* _TEKS HASIL EKSTRAKSI_
Mbah Mangli

-Mbah Mangli, Waliyullah dari Gunung Andong-

Bagi orang Jawa Tengah, khususnya daerah Magelang nama Kyai H. Asykari atau mbah Mangli hampir pasti langsung mengingatkan pada sosok kyai sederhana yang penuh karomah.

Beliau lahir dengan nama Muhammad Bahri di dukuh Nepen desa Krecek kecamatan Pare Kediri pada tanggal 17 Agustus 1945 pukul 02.00 malam.

Beliau adalah anak bungsu dari Muhammad Ishak keturunan dari Maulana Hasanudin putra Sunan Gunung Jati. Sedangkan ibunya keturunan dari Kiyai Ageng Hasan Besari yang masih keturunan dari Sunan Kalijaga.

* _ARAHAN TUGAS 1_
Tuliskan secara persis bagian teks tentang Mbah Mangli, mulai dari kata-kata "Bagi orang Jawa" dan berhenti setelah "yang penuh karomah.".

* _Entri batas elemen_

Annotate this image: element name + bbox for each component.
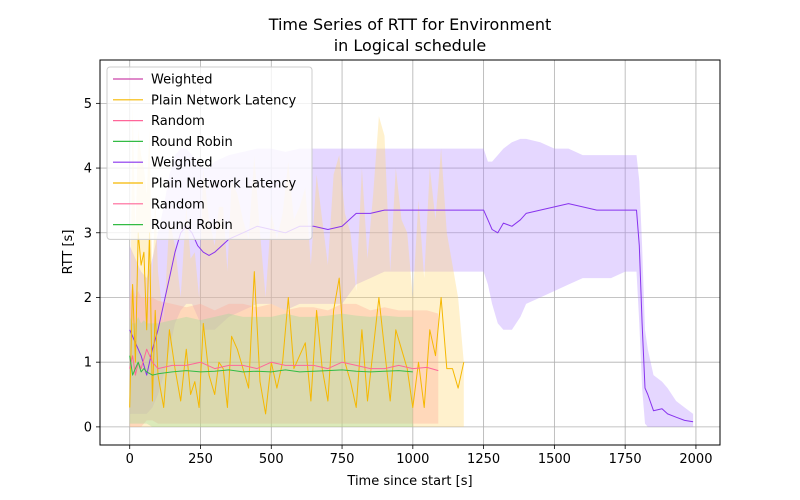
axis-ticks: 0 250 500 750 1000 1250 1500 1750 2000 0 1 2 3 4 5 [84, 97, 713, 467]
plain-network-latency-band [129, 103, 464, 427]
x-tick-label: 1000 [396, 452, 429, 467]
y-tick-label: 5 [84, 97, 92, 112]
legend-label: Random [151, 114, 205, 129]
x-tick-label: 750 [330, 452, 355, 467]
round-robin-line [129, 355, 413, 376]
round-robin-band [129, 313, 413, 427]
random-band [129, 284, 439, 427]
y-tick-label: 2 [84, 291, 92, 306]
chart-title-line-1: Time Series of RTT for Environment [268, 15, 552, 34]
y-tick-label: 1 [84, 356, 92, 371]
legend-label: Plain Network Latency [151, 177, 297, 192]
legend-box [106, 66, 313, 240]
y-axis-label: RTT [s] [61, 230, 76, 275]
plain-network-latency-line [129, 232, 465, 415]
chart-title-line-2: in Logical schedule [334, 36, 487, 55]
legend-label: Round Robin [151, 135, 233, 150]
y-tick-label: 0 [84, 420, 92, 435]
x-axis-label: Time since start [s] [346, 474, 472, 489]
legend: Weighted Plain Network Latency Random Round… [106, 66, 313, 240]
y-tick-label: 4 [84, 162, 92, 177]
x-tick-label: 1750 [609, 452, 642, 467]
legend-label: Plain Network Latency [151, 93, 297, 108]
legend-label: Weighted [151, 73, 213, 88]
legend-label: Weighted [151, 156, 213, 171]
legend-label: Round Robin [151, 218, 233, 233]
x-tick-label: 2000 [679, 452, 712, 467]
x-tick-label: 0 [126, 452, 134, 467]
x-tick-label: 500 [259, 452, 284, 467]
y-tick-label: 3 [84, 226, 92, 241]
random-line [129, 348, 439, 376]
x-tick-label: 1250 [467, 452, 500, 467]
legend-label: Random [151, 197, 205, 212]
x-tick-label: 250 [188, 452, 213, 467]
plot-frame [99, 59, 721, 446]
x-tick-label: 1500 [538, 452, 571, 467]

* _ARAHAN TUGAS 2_
Salin kembali secara persis baris-baris dalam entri, mulai dari baris yang memuat "axis-ticks: 0 250" dan berhenti setelah baris terakhir entri, dengan kedua batas tersebut ikut disertakan.

* _JAWABAN TERTULIS 1_
Bagi orang Jawa Tengah, khususnya daerah Magelang nama Kyai H. Asykari atau mbah Mangli hampir pasti langsung mengingatkan pada sosok kyai sederhana yang penuh karomah.

* _JAWABAN TERTULIS 2_
axis-ticks: 0 250 500 750 1000 1250 1500 1750 2000 0 1 2 3 4 5 [84, 97, 713, 467]
plain-network-latency-band [129, 103, 464, 427]
x-tick-label: 1000 [396, 452, 429, 467]
y-tick-label: 5 [84, 97, 92, 112]
legend-label: Random [151, 114, 205, 129]
x-tick-label: 750 [330, 452, 355, 467]
round-robin-line [129, 355, 413, 376]
round-robin-band [129, 313, 413, 427]
random-band [129, 284, 439, 427]
y-tick-label: 2 [84, 291, 92, 306]
chart-title-line-1: Time Series of RTT for Environment [268, 15, 552, 34]
y-tick-label: 1 [84, 356, 92, 371]
legend-label: Plain Network Latency [151, 177, 297, 192]
legend-box [106, 66, 313, 240]
y-axis-label: RTT [s] [61, 230, 76, 275]
plain-network-latency-line [129, 232, 465, 415]
chart-title-line-2: in Logical schedule [334, 36, 487, 55]
legend-label: Round Robin [151, 135, 233, 150]
y-tick-label: 0 [84, 420, 92, 435]
x-axis-label: Time since start [s] [346, 474, 472, 489]
legend: Weighted Plain Network Latency Random Round… [106, 66, 313, 240]
y-tick-label: 4 [84, 162, 92, 177]
x-tick-label: 1750 [609, 452, 642, 467]
legend-label: Plain Network Latency [151, 93, 297, 108]
legend-label: Weighted [151, 73, 213, 88]
legend-label: Weighted [151, 156, 213, 171]
legend-label: Round Robin [151, 218, 233, 233]
x-tick-label: 2000 [679, 452, 712, 467]
x-tick-label: 0 [126, 452, 134, 467]
x-tick-label: 500 [259, 452, 284, 467]
y-tick-label: 3 [84, 226, 92, 241]
random-line [129, 348, 439, 376]
x-tick-label: 1250 [467, 452, 500, 467]
legend-label: Random [151, 197, 205, 212]
x-tick-label: 250 [188, 452, 213, 467]
plot-frame [99, 59, 721, 446]
x-tick-label: 1500 [538, 452, 571, 467]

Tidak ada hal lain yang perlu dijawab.